Stated goal → Extract every line that contains the string "Adolf".

Input records →
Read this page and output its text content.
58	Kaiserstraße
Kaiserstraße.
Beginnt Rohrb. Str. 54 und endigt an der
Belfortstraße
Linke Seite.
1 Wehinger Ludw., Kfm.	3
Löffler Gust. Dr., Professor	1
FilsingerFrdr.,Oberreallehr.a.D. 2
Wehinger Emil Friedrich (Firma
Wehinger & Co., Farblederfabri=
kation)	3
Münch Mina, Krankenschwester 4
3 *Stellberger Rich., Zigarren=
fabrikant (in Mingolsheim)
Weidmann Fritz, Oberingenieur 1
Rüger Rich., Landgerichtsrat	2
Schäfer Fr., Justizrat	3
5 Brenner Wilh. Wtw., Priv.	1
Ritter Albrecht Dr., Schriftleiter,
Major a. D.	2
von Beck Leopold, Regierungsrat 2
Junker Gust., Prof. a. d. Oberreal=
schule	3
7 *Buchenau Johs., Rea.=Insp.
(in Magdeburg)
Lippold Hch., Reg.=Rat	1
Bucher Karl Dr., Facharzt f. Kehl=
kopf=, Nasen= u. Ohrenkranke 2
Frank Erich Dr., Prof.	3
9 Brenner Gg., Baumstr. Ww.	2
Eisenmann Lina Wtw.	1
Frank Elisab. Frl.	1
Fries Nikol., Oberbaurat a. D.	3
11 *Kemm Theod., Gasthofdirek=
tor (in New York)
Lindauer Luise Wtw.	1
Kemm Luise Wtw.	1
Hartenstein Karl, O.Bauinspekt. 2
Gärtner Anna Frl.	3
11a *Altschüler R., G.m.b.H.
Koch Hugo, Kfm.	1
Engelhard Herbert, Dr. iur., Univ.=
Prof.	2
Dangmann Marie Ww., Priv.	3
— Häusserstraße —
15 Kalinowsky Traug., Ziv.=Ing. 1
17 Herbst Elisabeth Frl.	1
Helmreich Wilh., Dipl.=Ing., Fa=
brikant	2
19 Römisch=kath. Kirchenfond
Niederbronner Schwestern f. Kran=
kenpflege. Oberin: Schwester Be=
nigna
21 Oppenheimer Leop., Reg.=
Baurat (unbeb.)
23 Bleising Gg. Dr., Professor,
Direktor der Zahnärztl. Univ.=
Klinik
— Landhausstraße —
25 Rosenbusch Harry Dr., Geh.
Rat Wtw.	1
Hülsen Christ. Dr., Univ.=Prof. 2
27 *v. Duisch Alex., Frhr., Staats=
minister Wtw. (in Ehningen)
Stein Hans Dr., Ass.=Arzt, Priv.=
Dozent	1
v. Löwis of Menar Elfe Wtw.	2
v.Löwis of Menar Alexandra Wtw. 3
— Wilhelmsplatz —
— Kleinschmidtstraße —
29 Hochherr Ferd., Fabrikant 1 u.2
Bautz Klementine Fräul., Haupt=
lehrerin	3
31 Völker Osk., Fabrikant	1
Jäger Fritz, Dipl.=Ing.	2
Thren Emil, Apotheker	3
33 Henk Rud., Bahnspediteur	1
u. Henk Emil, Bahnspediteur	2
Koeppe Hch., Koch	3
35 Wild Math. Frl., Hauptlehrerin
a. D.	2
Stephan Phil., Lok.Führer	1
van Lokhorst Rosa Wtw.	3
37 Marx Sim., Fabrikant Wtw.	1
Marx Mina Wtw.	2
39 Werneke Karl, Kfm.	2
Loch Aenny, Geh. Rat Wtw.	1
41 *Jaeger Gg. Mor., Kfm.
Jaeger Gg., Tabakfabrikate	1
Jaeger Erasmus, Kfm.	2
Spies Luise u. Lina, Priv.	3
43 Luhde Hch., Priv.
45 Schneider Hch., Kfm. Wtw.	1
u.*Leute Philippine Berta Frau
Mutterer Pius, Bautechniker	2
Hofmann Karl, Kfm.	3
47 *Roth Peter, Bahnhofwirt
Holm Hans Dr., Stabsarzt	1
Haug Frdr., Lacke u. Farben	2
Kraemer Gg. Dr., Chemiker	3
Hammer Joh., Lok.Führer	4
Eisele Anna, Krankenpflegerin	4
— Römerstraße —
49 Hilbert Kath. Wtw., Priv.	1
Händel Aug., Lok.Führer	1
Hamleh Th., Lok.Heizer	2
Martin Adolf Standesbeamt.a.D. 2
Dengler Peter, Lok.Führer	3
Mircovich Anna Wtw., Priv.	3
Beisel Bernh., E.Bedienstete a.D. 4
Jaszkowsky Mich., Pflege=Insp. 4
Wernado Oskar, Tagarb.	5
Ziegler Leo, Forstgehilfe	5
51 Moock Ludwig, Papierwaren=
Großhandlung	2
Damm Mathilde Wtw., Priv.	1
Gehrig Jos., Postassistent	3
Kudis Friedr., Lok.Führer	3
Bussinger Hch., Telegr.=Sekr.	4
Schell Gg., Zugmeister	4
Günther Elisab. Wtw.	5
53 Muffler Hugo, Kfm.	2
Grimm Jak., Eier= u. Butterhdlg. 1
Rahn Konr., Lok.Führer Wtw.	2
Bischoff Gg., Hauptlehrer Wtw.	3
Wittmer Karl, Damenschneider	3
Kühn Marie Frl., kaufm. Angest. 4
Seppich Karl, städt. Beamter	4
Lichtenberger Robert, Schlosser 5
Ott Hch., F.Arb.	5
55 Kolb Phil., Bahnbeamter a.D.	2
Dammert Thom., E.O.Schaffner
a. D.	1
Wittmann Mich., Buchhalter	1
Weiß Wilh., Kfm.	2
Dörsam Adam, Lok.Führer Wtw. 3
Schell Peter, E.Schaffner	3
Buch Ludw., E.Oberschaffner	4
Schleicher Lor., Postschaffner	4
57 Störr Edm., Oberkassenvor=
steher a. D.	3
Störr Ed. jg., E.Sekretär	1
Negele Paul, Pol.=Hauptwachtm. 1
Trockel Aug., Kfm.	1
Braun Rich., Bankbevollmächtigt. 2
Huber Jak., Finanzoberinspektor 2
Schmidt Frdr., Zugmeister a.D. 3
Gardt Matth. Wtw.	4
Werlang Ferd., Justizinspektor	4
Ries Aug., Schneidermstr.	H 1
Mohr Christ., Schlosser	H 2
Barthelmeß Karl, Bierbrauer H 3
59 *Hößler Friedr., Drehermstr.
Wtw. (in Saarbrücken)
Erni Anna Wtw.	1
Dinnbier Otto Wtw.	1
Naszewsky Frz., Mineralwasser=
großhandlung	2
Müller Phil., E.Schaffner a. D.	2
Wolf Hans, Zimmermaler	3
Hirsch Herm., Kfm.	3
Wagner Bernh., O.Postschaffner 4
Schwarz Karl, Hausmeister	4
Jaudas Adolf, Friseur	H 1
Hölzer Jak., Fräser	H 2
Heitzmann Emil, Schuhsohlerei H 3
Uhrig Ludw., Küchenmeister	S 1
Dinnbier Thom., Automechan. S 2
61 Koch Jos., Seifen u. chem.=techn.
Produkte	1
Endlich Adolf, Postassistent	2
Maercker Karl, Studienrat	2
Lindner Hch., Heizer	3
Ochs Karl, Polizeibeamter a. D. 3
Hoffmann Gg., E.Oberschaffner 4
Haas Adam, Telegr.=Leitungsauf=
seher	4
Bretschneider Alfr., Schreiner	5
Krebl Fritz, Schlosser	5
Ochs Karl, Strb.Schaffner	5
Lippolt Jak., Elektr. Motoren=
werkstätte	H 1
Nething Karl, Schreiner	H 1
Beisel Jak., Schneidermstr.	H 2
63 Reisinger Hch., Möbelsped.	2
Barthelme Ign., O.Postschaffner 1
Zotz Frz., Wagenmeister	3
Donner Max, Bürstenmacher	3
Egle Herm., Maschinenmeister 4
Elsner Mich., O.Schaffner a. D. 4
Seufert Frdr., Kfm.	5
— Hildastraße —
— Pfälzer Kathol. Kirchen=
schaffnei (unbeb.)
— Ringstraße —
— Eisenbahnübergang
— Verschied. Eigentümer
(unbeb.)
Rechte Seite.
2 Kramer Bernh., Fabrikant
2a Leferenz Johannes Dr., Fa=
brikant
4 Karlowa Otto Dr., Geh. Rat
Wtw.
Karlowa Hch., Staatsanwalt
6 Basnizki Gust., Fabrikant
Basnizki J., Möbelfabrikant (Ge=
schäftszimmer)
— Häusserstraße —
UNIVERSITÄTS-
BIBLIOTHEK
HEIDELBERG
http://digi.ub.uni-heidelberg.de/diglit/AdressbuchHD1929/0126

Correct output →
Martin Adolf Standesbeamt.a.D. 2
Jaudas Adolf, Friseur	H 1
Endlich Adolf, Postassistent	2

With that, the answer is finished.